↓↓↓

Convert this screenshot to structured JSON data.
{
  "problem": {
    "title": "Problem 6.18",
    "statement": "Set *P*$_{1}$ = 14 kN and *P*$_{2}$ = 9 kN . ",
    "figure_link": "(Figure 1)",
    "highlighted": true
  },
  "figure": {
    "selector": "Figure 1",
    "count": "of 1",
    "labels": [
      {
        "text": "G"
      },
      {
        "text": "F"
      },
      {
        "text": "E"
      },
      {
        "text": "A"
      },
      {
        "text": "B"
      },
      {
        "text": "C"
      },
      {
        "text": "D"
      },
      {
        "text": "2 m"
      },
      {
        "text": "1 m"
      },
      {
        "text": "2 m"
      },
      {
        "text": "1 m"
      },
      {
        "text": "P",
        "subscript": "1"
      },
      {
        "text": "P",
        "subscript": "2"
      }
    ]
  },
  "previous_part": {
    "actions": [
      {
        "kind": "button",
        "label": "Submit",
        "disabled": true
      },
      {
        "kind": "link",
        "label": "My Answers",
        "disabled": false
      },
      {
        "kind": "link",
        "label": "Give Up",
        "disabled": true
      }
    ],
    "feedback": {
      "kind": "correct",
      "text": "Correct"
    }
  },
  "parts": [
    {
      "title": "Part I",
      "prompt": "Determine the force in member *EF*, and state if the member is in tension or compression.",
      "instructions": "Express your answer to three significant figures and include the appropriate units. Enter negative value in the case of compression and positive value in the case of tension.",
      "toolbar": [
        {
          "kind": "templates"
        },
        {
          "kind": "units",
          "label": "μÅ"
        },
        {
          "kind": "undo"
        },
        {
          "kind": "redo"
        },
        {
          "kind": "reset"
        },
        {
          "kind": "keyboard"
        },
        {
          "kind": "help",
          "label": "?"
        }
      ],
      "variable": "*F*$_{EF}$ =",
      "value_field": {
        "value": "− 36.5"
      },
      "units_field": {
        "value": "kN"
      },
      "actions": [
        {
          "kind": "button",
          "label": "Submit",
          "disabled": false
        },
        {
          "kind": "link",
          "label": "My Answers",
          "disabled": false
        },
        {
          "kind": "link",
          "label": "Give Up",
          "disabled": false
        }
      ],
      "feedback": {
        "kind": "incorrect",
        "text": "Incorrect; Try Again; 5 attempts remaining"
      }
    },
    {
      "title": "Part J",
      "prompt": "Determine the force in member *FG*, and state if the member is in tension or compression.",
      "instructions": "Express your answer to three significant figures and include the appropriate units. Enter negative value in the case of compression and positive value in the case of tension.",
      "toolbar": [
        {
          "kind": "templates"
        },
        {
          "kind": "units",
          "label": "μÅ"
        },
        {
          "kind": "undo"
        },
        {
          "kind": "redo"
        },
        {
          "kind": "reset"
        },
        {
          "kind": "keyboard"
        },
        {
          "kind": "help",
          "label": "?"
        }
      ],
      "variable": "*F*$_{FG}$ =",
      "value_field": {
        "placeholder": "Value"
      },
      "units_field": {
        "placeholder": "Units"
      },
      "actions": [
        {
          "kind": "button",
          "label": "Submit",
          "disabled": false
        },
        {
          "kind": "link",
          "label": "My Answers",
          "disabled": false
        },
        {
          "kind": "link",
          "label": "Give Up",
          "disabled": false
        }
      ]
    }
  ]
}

↑↑↑

STATED TASK: Across the material above, count every line holding "placeholder" and write down only the number.

EXERCISE ANSWER: 2